# Directive
Extract all lines that hold "شهرا" from the records below.

Records from a data source
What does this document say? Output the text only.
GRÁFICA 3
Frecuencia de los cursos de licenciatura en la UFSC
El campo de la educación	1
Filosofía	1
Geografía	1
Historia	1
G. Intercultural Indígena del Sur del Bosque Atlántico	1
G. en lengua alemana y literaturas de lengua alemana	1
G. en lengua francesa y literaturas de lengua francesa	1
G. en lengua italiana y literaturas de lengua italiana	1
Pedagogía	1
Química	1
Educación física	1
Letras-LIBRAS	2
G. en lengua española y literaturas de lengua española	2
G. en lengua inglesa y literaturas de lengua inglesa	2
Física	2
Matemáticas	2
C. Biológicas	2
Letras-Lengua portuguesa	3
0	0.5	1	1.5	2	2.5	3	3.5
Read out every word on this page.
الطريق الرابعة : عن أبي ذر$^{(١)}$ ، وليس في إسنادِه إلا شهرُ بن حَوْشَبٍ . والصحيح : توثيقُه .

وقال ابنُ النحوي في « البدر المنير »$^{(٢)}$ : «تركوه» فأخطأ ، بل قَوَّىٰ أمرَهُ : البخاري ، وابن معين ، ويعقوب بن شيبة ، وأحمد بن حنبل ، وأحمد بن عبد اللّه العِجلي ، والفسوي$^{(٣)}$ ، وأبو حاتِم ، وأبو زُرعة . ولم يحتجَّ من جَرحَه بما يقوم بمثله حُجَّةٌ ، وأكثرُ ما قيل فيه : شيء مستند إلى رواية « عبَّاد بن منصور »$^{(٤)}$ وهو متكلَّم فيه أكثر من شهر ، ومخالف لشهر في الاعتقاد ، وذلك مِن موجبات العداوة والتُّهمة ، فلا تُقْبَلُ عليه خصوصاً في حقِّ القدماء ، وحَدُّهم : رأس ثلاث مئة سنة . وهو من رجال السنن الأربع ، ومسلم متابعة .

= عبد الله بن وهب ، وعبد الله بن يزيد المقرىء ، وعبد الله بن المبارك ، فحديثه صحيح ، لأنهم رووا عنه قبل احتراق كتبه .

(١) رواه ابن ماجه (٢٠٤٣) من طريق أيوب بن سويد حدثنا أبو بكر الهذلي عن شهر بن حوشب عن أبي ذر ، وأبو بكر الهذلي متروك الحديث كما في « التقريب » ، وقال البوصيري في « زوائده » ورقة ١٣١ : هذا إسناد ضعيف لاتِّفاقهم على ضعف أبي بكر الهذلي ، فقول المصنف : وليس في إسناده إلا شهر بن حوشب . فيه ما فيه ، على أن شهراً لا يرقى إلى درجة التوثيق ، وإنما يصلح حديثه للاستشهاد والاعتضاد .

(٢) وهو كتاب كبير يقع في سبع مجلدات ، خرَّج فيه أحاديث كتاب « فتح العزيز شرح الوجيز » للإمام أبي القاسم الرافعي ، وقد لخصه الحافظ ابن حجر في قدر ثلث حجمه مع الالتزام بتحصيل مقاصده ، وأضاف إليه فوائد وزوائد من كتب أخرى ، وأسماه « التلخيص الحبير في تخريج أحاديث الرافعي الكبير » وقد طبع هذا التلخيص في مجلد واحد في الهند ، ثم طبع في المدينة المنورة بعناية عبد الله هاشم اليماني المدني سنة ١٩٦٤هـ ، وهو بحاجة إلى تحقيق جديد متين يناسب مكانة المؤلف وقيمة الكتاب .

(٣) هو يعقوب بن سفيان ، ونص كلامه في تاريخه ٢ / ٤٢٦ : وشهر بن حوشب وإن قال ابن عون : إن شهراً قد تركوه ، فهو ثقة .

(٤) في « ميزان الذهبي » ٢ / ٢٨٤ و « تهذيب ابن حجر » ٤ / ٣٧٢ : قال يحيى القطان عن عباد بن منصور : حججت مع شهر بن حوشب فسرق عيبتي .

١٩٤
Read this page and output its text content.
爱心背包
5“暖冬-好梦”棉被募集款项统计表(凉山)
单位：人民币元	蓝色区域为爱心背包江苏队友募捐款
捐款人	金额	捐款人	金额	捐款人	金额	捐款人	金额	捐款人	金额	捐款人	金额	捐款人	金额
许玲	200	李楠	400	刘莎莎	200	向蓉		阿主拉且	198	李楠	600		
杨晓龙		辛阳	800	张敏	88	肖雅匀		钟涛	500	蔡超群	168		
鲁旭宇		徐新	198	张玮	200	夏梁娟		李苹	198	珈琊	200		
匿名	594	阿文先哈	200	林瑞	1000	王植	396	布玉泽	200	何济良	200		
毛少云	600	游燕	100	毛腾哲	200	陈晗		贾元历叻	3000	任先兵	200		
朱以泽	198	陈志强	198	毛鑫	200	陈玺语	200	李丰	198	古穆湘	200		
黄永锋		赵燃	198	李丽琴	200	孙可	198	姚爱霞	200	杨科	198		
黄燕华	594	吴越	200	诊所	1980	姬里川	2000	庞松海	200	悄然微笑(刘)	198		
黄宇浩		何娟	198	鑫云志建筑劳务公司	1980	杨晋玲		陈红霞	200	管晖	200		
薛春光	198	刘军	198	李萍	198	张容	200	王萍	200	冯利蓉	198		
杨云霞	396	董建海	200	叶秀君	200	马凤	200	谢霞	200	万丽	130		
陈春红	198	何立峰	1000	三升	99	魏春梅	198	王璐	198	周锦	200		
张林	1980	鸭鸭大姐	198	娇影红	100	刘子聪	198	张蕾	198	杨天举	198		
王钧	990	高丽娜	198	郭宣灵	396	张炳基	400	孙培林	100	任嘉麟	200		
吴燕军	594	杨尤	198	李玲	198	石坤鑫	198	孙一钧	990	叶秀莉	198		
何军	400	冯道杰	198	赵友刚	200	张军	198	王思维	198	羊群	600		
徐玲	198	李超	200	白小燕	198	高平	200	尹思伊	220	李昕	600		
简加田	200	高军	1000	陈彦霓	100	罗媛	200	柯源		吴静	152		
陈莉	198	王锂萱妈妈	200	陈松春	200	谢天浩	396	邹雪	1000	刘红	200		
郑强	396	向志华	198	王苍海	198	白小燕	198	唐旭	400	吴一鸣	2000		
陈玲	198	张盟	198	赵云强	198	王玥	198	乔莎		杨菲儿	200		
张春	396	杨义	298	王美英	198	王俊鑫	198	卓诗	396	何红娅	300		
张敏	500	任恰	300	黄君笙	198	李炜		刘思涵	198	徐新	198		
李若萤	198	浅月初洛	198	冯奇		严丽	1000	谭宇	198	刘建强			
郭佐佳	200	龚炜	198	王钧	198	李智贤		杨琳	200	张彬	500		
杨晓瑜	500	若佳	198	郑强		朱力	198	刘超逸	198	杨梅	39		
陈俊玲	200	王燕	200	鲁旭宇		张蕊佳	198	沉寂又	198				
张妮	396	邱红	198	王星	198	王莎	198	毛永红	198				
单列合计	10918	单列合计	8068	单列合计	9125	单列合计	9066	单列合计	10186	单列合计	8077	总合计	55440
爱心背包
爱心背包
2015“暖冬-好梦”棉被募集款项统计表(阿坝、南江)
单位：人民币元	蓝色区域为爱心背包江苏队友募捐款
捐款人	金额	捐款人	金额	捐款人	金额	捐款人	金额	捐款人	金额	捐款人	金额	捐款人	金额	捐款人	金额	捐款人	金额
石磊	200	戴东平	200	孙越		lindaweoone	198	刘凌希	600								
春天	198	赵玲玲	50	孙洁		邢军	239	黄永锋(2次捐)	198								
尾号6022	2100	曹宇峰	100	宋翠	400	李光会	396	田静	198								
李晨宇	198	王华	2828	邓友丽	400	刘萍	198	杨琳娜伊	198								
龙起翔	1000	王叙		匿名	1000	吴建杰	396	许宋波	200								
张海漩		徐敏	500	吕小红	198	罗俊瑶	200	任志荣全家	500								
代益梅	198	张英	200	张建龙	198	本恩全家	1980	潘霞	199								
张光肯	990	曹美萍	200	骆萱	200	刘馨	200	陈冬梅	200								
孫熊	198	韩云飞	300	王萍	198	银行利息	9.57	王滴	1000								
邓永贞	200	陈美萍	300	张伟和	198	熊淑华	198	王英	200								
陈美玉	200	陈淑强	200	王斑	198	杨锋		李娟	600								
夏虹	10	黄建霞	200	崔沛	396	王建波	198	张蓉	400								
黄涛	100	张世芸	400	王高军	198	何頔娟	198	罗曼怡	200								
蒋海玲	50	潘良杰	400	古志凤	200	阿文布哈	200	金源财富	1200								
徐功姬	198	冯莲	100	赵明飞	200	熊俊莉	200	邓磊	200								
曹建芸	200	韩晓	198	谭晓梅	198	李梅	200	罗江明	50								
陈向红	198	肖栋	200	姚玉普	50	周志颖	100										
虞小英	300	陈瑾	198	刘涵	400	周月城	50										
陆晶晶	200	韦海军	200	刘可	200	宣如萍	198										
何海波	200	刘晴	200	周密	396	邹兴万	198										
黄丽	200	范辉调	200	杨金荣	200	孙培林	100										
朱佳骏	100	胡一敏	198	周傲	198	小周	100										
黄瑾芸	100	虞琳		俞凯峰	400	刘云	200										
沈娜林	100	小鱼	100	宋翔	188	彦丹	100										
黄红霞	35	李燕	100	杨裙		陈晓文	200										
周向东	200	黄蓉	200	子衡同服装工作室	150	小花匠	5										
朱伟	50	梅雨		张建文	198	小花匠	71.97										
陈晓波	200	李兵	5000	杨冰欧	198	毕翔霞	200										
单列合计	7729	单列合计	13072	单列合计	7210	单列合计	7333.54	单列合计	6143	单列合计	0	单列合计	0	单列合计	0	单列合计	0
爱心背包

# Written reply
(١) رواه ابن ماجه (٢٠٤٣) من طريق أيوب بن سويد حدثنا أبو بكر الهذلي عن شهر بن حوشب عن أبي ذر ، وأبو بكر الهذلي متروك الحديث كما في « التقريب » ، وقال البوصيري في « زوائده » ورقة ١٣١ : هذا إسناد ضعيف لاتِّفاقهم على ضعف أبي بكر الهذلي ، فقول المصنف : وليس في إسناده إلا شهر بن حوشب . فيه ما فيه ، على أن شهراً لا يرقى إلى درجة التوثيق ، وإنما يصلح حديثه للاستشهاد والاعتضاد .
(٣) هو يعقوب بن سفيان ، ونص كلامه في تاريخه ٢ / ٤٢٦ : وشهر بن حوشب وإن قال ابن عون : إن شهراً قد تركوه ، فهو ثقة .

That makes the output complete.